Exercise: Repeat, without any change, the entries presented below.

Given information:
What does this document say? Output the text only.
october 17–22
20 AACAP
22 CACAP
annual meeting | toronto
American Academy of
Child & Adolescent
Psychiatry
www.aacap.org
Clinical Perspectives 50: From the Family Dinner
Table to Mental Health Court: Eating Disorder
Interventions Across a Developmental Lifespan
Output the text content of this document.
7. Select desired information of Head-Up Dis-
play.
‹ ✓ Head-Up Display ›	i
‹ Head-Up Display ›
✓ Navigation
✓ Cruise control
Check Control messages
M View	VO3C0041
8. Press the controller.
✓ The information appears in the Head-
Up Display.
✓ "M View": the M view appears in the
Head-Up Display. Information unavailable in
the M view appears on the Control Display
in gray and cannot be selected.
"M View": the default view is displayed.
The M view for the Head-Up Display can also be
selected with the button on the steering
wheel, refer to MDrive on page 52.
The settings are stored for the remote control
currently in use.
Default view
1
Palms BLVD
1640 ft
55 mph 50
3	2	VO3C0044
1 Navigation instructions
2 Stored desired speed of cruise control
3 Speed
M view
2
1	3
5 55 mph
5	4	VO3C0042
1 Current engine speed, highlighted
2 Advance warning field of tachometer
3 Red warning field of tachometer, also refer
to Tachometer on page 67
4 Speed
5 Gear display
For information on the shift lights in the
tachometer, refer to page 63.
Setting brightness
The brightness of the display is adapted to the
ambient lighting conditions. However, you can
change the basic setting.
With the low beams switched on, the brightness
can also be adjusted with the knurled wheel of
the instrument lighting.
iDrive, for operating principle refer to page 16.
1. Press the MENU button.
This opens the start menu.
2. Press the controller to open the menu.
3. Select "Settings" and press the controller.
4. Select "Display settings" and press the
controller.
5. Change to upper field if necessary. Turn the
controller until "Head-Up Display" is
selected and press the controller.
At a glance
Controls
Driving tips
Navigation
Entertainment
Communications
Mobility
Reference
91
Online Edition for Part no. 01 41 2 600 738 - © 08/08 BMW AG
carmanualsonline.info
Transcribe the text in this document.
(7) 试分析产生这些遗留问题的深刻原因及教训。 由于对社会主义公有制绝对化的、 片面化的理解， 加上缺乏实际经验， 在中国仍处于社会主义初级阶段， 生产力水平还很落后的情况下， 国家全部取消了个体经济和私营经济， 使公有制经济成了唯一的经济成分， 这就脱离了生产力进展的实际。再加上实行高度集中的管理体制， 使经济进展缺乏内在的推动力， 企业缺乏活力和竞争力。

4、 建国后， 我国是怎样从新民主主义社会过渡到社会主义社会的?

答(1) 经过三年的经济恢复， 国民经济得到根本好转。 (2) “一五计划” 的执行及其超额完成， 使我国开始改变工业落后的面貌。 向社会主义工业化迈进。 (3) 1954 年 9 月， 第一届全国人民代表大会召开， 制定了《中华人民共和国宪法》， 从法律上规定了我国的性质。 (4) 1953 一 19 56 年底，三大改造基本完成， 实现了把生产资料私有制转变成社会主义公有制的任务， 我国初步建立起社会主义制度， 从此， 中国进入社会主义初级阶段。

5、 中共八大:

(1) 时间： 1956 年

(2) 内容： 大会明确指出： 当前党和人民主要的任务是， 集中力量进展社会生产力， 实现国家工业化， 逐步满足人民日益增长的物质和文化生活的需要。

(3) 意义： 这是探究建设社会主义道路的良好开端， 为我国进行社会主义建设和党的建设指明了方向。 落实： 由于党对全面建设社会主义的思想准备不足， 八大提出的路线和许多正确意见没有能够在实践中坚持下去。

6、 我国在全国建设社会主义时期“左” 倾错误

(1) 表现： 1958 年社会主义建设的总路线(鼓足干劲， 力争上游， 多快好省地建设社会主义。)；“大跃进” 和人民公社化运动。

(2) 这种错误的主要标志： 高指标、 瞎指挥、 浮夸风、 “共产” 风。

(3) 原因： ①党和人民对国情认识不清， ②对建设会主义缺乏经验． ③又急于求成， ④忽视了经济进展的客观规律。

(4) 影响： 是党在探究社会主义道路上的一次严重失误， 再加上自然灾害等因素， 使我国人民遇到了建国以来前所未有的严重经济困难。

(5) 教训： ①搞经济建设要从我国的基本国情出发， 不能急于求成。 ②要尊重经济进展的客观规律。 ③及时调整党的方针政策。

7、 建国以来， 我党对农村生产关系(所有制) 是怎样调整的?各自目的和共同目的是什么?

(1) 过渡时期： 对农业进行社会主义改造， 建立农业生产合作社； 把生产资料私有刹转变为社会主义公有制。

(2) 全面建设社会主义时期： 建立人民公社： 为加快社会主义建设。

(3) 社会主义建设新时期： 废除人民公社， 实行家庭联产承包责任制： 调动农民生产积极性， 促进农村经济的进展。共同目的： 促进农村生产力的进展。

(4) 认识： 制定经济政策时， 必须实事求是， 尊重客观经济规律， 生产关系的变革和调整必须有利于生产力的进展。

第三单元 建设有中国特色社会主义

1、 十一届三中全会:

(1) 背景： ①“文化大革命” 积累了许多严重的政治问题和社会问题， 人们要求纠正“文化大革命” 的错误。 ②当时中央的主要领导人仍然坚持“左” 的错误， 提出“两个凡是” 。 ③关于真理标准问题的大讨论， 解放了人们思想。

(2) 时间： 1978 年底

Finished answer:
What does this document say? Output the text only.
october 17–22
20 AACAP
22 CACAP
annual meeting | toronto
American Academy of
Child & Adolescent
Psychiatry
www.aacap.org
Clinical Perspectives 50: From the Family Dinner
Table to Mental Health Court: Eating Disorder
Interventions Across a Developmental Lifespan
Output the text content of this document.
7. Select desired information of Head-Up Dis-
play.
‹ ✓ Head-Up Display ›	i
‹ Head-Up Display ›
✓ Navigation
✓ Cruise control
Check Control messages
M View	VO3C0041
8. Press the controller.
✓ The information appears in the Head-
Up Display.
✓ "M View": the M view appears in the
Head-Up Display. Information unavailable in
the M view appears on the Control Display
in gray and cannot be selected.
"M View": the default view is displayed.
The M view for the Head-Up Display can also be
selected with the button on the steering
wheel, refer to MDrive on page 52.
The settings are stored for the remote control
currently in use.
Default view
1
Palms BLVD
1640 ft
55 mph 50
3	2	VO3C0044
1 Navigation instructions
2 Stored desired speed of cruise control
3 Speed
M view
2
1	3
5 55 mph
5	4	VO3C0042
1 Current engine speed, highlighted
2 Advance warning field of tachometer
3 Red warning field of tachometer, also refer
to Tachometer on page 67
4 Speed
5 Gear display
For information on the shift lights in the
tachometer, refer to page 63.
Setting brightness
The brightness of the display is adapted to the
ambient lighting conditions. However, you can
change the basic setting.
With the low beams switched on, the brightness
can also be adjusted with the knurled wheel of
the instrument lighting.
iDrive, for operating principle refer to page 16.
1. Press the MENU button.
This opens the start menu.
2. Press the controller to open the menu.
3. Select "Settings" and press the controller.
4. Select "Display settings" and press the
controller.
5. Change to upper field if necessary. Turn the
controller until "Head-Up Display" is
selected and press the controller.
At a glance
Controls
Driving tips
Navigation
Entertainment
Communications
Mobility
Reference
91
Online Edition for Part no. 01 41 2 600 738 - © 08/08 BMW AG
carmanualsonline.info
Transcribe the text in this document.
(7) 试分析产生这些遗留问题的深刻原因及教训。 由于对社会主义公有制绝对化的、 片面化的理解， 加上缺乏实际经验， 在中国仍处于社会主义初级阶段， 生产力水平还很落后的情况下， 国家全部取消了个体经济和私营经济， 使公有制经济成了唯一的经济成分， 这就脱离了生产力进展的实际。再加上实行高度集中的管理体制， 使经济进展缺乏内在的推动力， 企业缺乏活力和竞争力。

4、 建国后， 我国是怎样从新民主主义社会过渡到社会主义社会的?

答(1) 经过三年的经济恢复， 国民经济得到根本好转。 (2) “一五计划” 的执行及其超额完成， 使我国开始改变工业落后的面貌。 向社会主义工业化迈进。 (3) 1954 年 9 月， 第一届全国人民代表大会召开， 制定了《中华人民共和国宪法》， 从法律上规定了我国的性质。 (4) 1953 一 19 56 年底，三大改造基本完成， 实现了把生产资料私有制转变成社会主义公有制的任务， 我国初步建立起社会主义制度， 从此， 中国进入社会主义初级阶段。

5、 中共八大:

(1) 时间： 1956 年

(2) 内容： 大会明确指出： 当前党和人民主要的任务是， 集中力量进展社会生产力， 实现国家工业化， 逐步满足人民日益增长的物质和文化生活的需要。

(3) 意义： 这是探究建设社会主义道路的良好开端， 为我国进行社会主义建设和党的建设指明了方向。 落实： 由于党对全面建设社会主义的思想准备不足， 八大提出的路线和许多正确意见没有能够在实践中坚持下去。

6、 我国在全国建设社会主义时期“左” 倾错误

(1) 表现： 1958 年社会主义建设的总路线(鼓足干劲， 力争上游， 多快好省地建设社会主义。)；“大跃进” 和人民公社化运动。

(2) 这种错误的主要标志： 高指标、 瞎指挥、 浮夸风、 “共产” 风。

(3) 原因： ①党和人民对国情认识不清， ②对建设会主义缺乏经验． ③又急于求成， ④忽视了经济进展的客观规律。

(4) 影响： 是党在探究社会主义道路上的一次严重失误， 再加上自然灾害等因素， 使我国人民遇到了建国以来前所未有的严重经济困难。

(5) 教训： ①搞经济建设要从我国的基本国情出发， 不能急于求成。 ②要尊重经济进展的客观规律。 ③及时调整党的方针政策。

7、 建国以来， 我党对农村生产关系(所有制) 是怎样调整的?各自目的和共同目的是什么?

(1) 过渡时期： 对农业进行社会主义改造， 建立农业生产合作社； 把生产资料私有刹转变为社会主义公有制。

(2) 全面建设社会主义时期： 建立人民公社： 为加快社会主义建设。

(3) 社会主义建设新时期： 废除人民公社， 实行家庭联产承包责任制： 调动农民生产积极性， 促进农村经济的进展。共同目的： 促进农村生产力的进展。

(4) 认识： 制定经济政策时， 必须实事求是， 尊重客观经济规律， 生产关系的变革和调整必须有利于生产力的进展。

第三单元 建设有中国特色社会主义

1、 十一届三中全会:

(1) 背景： ①“文化大革命” 积累了许多严重的政治问题和社会问题， 人们要求纠正“文化大革命” 的错误。 ②当时中央的主要领导人仍然坚持“左” 的错误， 提出“两个凡是” 。 ③关于真理标准问题的大讨论， 解放了人们思想。

(2) 时间： 1978 年底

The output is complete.